DATA EXCERPTS
================

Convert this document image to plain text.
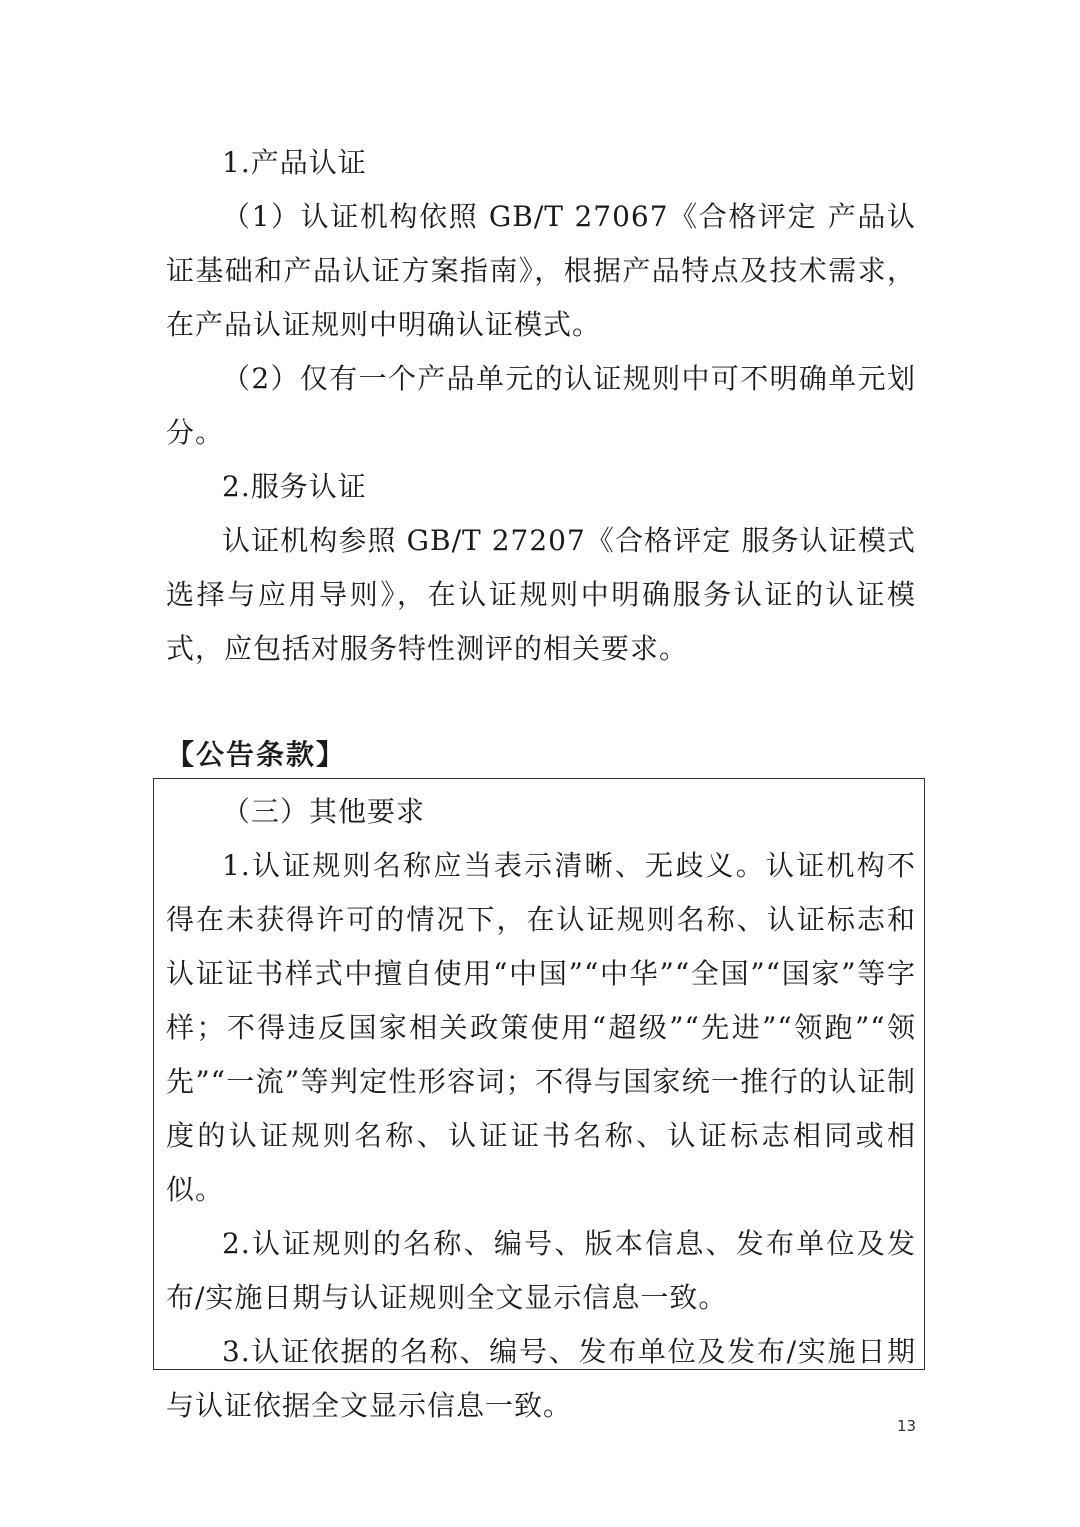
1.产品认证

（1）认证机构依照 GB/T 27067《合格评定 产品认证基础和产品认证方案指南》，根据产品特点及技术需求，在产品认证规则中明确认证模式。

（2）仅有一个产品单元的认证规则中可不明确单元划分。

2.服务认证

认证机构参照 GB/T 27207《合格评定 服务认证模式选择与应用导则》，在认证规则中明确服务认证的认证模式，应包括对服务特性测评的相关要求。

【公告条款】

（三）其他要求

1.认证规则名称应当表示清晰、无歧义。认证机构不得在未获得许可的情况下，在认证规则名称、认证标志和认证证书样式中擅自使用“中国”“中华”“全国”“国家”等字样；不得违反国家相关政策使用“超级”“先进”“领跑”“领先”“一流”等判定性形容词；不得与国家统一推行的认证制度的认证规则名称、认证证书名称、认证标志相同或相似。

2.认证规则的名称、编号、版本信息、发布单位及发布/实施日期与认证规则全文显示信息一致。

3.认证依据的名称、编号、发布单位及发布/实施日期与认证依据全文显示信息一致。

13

================

REQUIREMENTS
Look over the records above and copy each line that includes the string "发布单位及发布".

TASK SOLUTION
2.认证规则的名称、编号、版本信息、发布单位及发布/实施日期与认证规则全文显示信息一致。
3.认证依据的名称、编号、发布单位及发布/实施日期与认证依据全文显示信息一致。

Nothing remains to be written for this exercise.